::: Entries provided :::

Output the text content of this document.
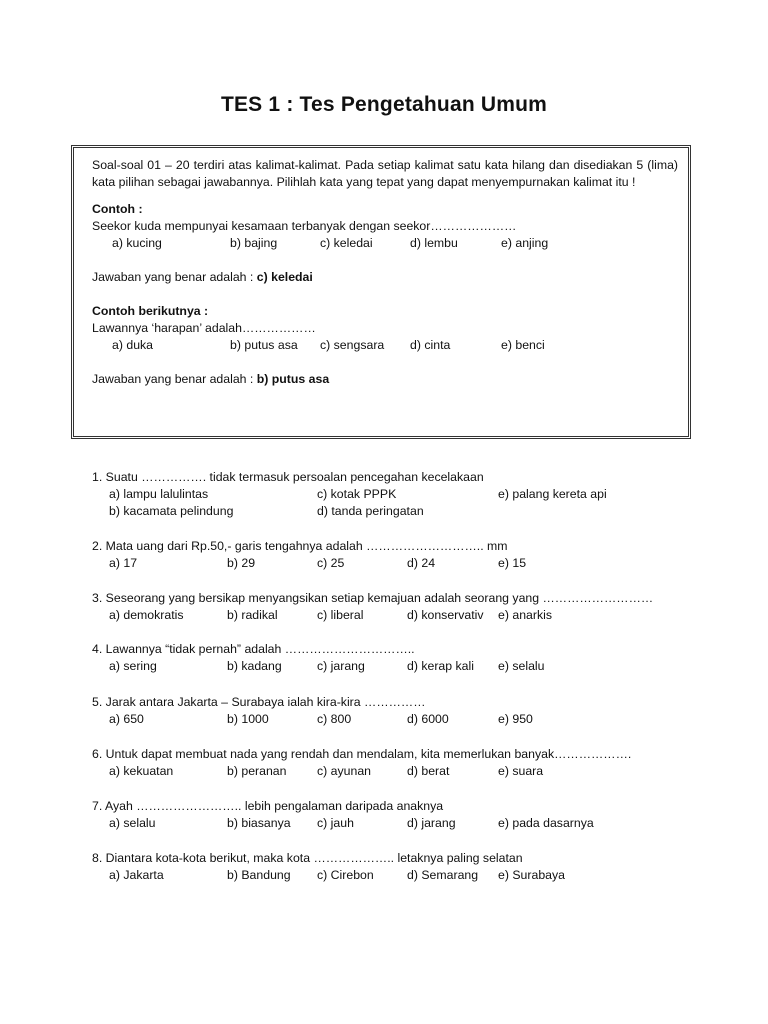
TES 1 : Tes Pengetahuan Umum

Soal-soal 01 – 20 terdiri atas kalimat-kalimat. Pada setiap kalimat satu kata hilang dan disediakan 5 (lima) kata pilihan sebagai jawabannya. Pilihlah kata yang tepat yang dapat menyempurnakan kalimat itu !

Contoh :

Seekor kuda mempunyai kesamaan terbanyak dengan seekor…………………

a) kucing	b) bajing	c) keledai	d) lembu	e) anjing

Jawaban yang benar adalah : c) keledai

Contoh berikutnya :

Lawannya ‘harapan’ adalah………………

a) duka	b) putus asa c) sengsara d) cinta	e) benci

Jawaban yang benar adalah : b) putus asa

1. Suatu ……………. tidak termasuk persoalan pencegahan kecelakaan
a) lampu lalulintas	c) kotak PPPK	e) palang kereta api
b) kacamata pelindung	d) tanda peringatan
2. Mata uang dari Rp.50,- garis tengahnya adalah ……………………….. mm
a) 17	b) 29	c) 25	d) 24	e) 15
3. Seseorang yang bersikap menyangsikan setiap kemajuan adalah seorang yang ………………………
a) demokratis	b) radikal	c) liberal	d) konservativ e) anarkis
4. Lawannya “tidak pernah” adalah …………………………..
a) sering	b) kadang	c) jarang	d) kerap kali e) selalu
5. Jarak antara Jakarta – Surabaya ialah kira-kira ……………
a) 650	b) 1000	c) 800	d) 6000	e) 950
6. Untuk dapat membuat nada yang rendah dan mendalam, kita memerlukan banyak……………….
a) kekuatan	b) peranan c) ayunan	d) berat	e) suara
7. Ayah …………………….. lebih pengalaman daripada anaknya
a) selalu	b) biasanya c) jauh	d) jarang	e) pada dasarnya
8. Diantara kota-kota berikut, maka kota ……………….. letaknya paling selatan
a) Jakarta	b) Bandung c) Cirebon	d) Semarang e) Surabaya
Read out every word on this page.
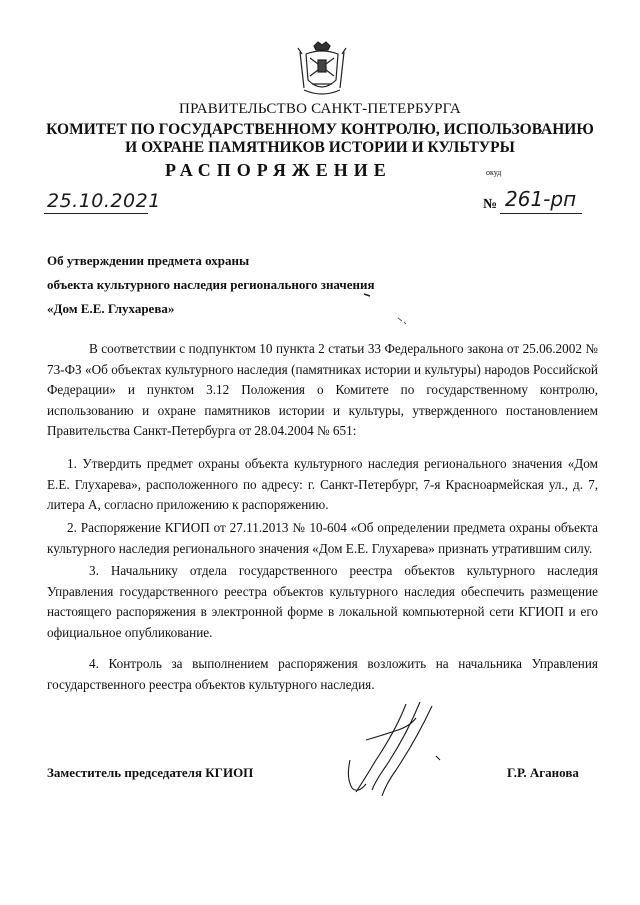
ПРАВИТЕЛЬСТВО САНКТ-ПЕТЕРБУРГА
КОМИТЕТ ПО ГОСУДАРСТВЕННОМУ КОНТРОЛЮ, ИСПОЛЬЗОВАНИЮ
И ОХРАНЕ ПАМЯТНИКОВ ИСТОРИИ И КУЛЬТУРЫ
РАСПОРЯЖЕНИЕ	окуд
25.10.2021	№ 261-рп
Об утверждении предмета охраны
объекта культурного наследия регионального значения
«Дом Е.Е. Глухарева»
В соответствии с подпунктом 10 пункта 2 статьи 33 Федерального закона от 25.06.2002 № 73-ФЗ «Об объектах культурного наследия (памятниках истории и культуры) народов Российской Федерации» и пунктом 3.12 Положения о Комитете по государственному контролю, использованию и охране памятников истории и культуры, утвержденного постановлением Правительства Санкт-Петербурга от 28.04.2004 № 651:
1. Утвердить предмет охраны объекта культурного наследия регионального значения «Дом Е.Е. Глухарева», расположенного по адресу: г. Санкт-Петербург, 7-я Красноармейская ул., д. 7, литера А, согласно приложению к распоряжению.
2. Распоряжение КГИОП от 27.11.2013 № 10-604 «Об определении предмета охраны объекта культурного наследия регионального значения «Дом Е.Е. Глухарева» признать утратившим силу.
3. Начальнику отдела государственного реестра объектов культурного наследия Управления государственного реестра объектов культурного наследия обеспечить размещение настоящего распоряжения в электронной форме в локальной компьютерной сети КГИОП и его официальное опубликование.
4. Контроль за выполнением распоряжения возложить на начальника Управления государственного реестра объектов культурного наследия.
Заместитель председателя КГИОП	Г.Р. Аганова
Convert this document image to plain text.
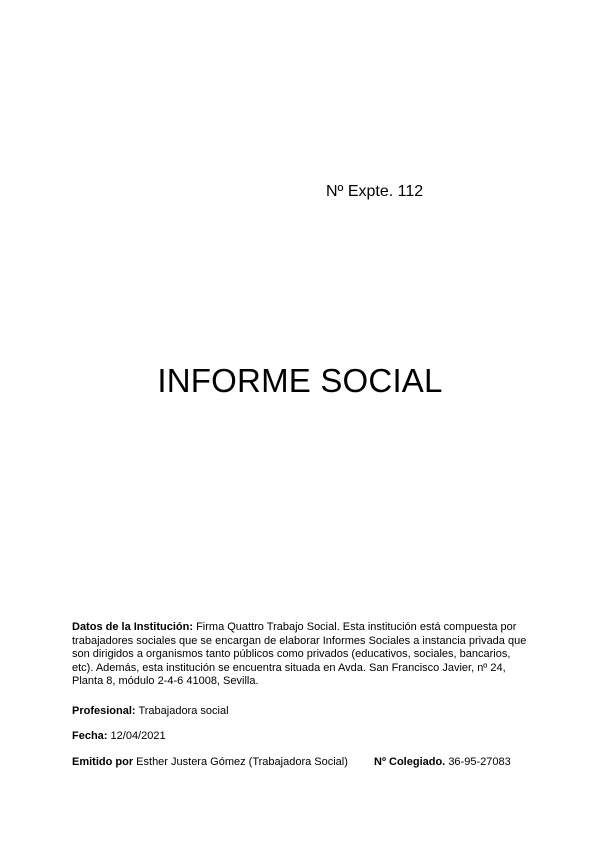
Nº Expte. 112
INFORME SOCIAL
Datos de la Institución: Firma Quattro Trabajo Social. Esta institución está compuesta por trabajadores sociales que se encargan de elaborar Informes Sociales a instancia privada que son dirigidos a organismos tanto públicos como privados (educativos, sociales, bancarios, etc). Además, esta institución se encuentra situada en Avda. San Francisco Javier, nº 24, Planta 8, módulo 2-4-6 41008, Sevilla.
Profesional: Trabajadora social
Fecha: 12/04/2021
Emitido por Esther Justera Gómez (Trabajadora Social) Nº Colegiado. 36-95-27083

:::

Written request – Repeat the records above exactly, leaving out any pictures they contain.

Written solution –
Output the text content of this document.
TES 1 : Tes Pengetahuan Umum

Soal-soal 01 – 20 terdiri atas kalimat-kalimat. Pada setiap kalimat satu kata hilang dan disediakan 5 (lima) kata pilihan sebagai jawabannya. Pilihlah kata yang tepat yang dapat menyempurnakan kalimat itu !

Contoh :

Seekor kuda mempunyai kesamaan terbanyak dengan seekor…………………

a) kucing	b) bajing	c) keledai	d) lembu	e) anjing

Jawaban yang benar adalah : c) keledai

Contoh berikutnya :

Lawannya ‘harapan’ adalah………………

a) duka	b) putus asa c) sengsara d) cinta	e) benci

Jawaban yang benar adalah : b) putus asa

1. Suatu ……………. tidak termasuk persoalan pencegahan kecelakaan
a) lampu lalulintas	c) kotak PPPK	e) palang kereta api
b) kacamata pelindung	d) tanda peringatan
2. Mata uang dari Rp.50,- garis tengahnya adalah ……………………….. mm
a) 17	b) 29	c) 25	d) 24	e) 15
3. Seseorang yang bersikap menyangsikan setiap kemajuan adalah seorang yang ………………………
a) demokratis	b) radikal	c) liberal	d) konservativ e) anarkis
4. Lawannya “tidak pernah” adalah …………………………..
a) sering	b) kadang	c) jarang	d) kerap kali e) selalu
5. Jarak antara Jakarta – Surabaya ialah kira-kira ……………
a) 650	b) 1000	c) 800	d) 6000	e) 950
6. Untuk dapat membuat nada yang rendah dan mendalam, kita memerlukan banyak……………….
a) kekuatan	b) peranan c) ayunan	d) berat	e) suara
7. Ayah …………………….. lebih pengalaman daripada anaknya
a) selalu	b) biasanya c) jauh	d) jarang	e) pada dasarnya
8. Diantara kota-kota berikut, maka kota ……………….. letaknya paling selatan
a) Jakarta	b) Bandung c) Cirebon	d) Semarang e) Surabaya
Read out every word on this page.
ПРАВИТЕЛЬСТВО САНКТ-ПЕТЕРБУРГА
КОМИТЕТ ПО ГОСУДАРСТВЕННОМУ КОНТРОЛЮ, ИСПОЛЬЗОВАНИЮ
И ОХРАНЕ ПАМЯТНИКОВ ИСТОРИИ И КУЛЬТУРЫ
РАСПОРЯЖЕНИЕ	окуд
25.10.2021	№ 261-рп
Об утверждении предмета охраны
объекта культурного наследия регионального значения
«Дом Е.Е. Глухарева»
В соответствии с подпунктом 10 пункта 2 статьи 33 Федерального закона от 25.06.2002 № 73-ФЗ «Об объектах культурного наследия (памятниках истории и культуры) народов Российской Федерации» и пунктом 3.12 Положения о Комитете по государственному контролю, использованию и охране памятников истории и культуры, утвержденного постановлением Правительства Санкт-Петербурга от 28.04.2004 № 651:
1. Утвердить предмет охраны объекта культурного наследия регионального значения «Дом Е.Е. Глухарева», расположенного по адресу: г. Санкт-Петербург, 7-я Красноармейская ул., д. 7, литера А, согласно приложению к распоряжению.
2. Распоряжение КГИОП от 27.11.2013 № 10-604 «Об определении предмета охраны объекта культурного наследия регионального значения «Дом Е.Е. Глухарева» признать утратившим силу.
3. Начальнику отдела государственного реестра объектов культурного наследия Управления государственного реестра объектов культурного наследия обеспечить размещение настоящего распоряжения в электронной форме в локальной компьютерной сети КГИОП и его официальное опубликование.
4. Контроль за выполнением распоряжения возложить на начальника Управления государственного реестра объектов культурного наследия.
Заместитель председателя КГИОП	Г.Р. Аганова
Convert this document image to plain text.
Nº Expte. 112
INFORME SOCIAL
Datos de la Institución: Firma Quattro Trabajo Social. Esta institución está compuesta por trabajadores sociales que se encargan de elaborar Informes Sociales a instancia privada que son dirigidos a organismos tanto públicos como privados (educativos, sociales, bancarios, etc). Además, esta institución se encuentra situada en Avda. San Francisco Javier, nº 24, Planta 8, módulo 2-4-6 41008, Sevilla.
Profesional: Trabajadora social
Fecha: 12/04/2021
Emitido por Esther Justera Gómez (Trabajadora Social) Nº Colegiado. 36-95-27083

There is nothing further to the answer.